▸ Exercise input
────────────────────

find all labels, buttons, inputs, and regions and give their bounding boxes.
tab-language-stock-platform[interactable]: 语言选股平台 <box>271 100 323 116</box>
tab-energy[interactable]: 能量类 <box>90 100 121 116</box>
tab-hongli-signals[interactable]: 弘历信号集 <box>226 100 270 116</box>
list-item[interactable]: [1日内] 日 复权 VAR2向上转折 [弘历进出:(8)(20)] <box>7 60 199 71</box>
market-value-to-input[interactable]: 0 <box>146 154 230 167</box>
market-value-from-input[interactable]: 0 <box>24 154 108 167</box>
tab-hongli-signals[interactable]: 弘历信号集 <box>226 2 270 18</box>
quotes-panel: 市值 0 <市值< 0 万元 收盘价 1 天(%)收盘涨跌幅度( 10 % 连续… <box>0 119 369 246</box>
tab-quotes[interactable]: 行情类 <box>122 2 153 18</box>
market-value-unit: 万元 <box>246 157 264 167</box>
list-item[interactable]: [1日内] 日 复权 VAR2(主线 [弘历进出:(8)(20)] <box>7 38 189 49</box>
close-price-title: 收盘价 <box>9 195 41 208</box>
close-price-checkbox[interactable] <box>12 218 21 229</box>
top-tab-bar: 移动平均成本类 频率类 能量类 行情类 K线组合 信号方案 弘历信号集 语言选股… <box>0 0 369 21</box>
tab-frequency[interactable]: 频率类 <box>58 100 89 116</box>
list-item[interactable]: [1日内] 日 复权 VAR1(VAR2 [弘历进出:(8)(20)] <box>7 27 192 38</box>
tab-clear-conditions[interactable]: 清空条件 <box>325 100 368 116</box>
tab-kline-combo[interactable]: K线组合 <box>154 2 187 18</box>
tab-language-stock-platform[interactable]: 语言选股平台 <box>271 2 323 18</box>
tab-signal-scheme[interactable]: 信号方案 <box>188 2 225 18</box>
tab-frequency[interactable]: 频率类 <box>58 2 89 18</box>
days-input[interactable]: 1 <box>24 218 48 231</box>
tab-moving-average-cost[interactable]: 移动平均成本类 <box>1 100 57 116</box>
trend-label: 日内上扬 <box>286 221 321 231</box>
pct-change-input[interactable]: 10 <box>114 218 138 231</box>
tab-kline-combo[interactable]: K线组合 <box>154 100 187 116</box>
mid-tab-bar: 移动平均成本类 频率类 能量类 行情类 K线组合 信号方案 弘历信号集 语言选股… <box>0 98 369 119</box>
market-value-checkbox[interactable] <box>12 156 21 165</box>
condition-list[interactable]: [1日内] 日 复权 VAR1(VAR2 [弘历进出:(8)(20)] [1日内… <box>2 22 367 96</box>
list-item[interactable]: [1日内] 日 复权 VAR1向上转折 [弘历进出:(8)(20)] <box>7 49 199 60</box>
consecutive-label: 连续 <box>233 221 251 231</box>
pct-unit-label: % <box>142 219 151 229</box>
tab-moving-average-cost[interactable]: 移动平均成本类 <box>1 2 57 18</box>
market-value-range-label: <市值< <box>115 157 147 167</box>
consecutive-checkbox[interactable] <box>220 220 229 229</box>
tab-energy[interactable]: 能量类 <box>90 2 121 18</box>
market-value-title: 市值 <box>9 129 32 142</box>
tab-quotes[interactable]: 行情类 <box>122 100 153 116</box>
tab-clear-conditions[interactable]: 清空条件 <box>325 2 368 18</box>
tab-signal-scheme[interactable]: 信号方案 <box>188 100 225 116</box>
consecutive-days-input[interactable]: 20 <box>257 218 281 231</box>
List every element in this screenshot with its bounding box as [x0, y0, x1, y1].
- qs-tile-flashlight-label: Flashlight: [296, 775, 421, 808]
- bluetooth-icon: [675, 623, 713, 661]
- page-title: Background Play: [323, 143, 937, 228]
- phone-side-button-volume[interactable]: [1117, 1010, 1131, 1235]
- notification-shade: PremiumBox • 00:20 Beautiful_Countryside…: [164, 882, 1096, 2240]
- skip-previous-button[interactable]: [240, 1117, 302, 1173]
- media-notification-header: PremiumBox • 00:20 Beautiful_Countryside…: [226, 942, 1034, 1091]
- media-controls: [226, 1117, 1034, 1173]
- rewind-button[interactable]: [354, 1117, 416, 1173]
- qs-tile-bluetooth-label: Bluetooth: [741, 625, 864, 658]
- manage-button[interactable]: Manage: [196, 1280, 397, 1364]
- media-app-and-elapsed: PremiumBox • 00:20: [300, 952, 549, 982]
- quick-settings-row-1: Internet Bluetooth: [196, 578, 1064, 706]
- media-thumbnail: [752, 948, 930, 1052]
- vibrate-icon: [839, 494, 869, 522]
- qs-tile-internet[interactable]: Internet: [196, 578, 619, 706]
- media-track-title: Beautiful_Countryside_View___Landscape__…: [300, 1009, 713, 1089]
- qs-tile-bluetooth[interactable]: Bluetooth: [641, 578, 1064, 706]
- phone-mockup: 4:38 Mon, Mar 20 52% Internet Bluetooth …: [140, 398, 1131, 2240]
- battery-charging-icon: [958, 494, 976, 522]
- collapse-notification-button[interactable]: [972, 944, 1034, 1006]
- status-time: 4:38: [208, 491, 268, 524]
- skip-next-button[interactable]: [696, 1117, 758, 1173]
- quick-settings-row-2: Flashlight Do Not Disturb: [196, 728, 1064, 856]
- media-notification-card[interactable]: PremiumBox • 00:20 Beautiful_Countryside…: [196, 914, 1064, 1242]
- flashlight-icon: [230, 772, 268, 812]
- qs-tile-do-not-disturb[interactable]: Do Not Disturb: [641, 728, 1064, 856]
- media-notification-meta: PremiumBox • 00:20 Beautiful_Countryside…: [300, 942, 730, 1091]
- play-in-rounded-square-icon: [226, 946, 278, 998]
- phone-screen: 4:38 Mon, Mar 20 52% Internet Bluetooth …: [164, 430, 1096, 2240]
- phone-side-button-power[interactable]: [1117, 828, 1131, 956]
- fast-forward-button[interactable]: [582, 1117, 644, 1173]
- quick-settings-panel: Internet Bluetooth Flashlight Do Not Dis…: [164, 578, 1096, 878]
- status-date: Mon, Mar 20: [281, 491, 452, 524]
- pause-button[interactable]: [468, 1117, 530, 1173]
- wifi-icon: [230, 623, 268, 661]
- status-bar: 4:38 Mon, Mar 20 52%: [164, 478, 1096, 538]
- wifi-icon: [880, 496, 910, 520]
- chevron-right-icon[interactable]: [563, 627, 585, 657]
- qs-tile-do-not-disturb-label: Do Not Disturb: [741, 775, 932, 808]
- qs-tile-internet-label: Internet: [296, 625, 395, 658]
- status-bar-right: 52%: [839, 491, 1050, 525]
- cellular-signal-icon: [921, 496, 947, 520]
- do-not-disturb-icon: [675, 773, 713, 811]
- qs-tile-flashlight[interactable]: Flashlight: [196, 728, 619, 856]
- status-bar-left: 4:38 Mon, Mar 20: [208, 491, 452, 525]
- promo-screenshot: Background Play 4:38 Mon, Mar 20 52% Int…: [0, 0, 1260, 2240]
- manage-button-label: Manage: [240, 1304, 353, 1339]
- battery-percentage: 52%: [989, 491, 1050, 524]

────────────────────

▸ Directions
Rewrite everything from the start of the items down through the line containing "tab-hongli-signals[interactable]: 弘历信号集 <box>226 100", replacing "bounding boxes" with "box coordinates" and leaving all else unchanged.

▸ Solution for this task
find all labels, buttons, inputs, and regions and give their box coordinates.
tab-language-stock-platform[interactable]: 语言选股平台 <box>271 100 323 116</box>
tab-energy[interactable]: 能量类 <box>90 100 121 116</box>
tab-hongli-signals[interactable]: 弘历信号集 <box>226 100 270 116</box>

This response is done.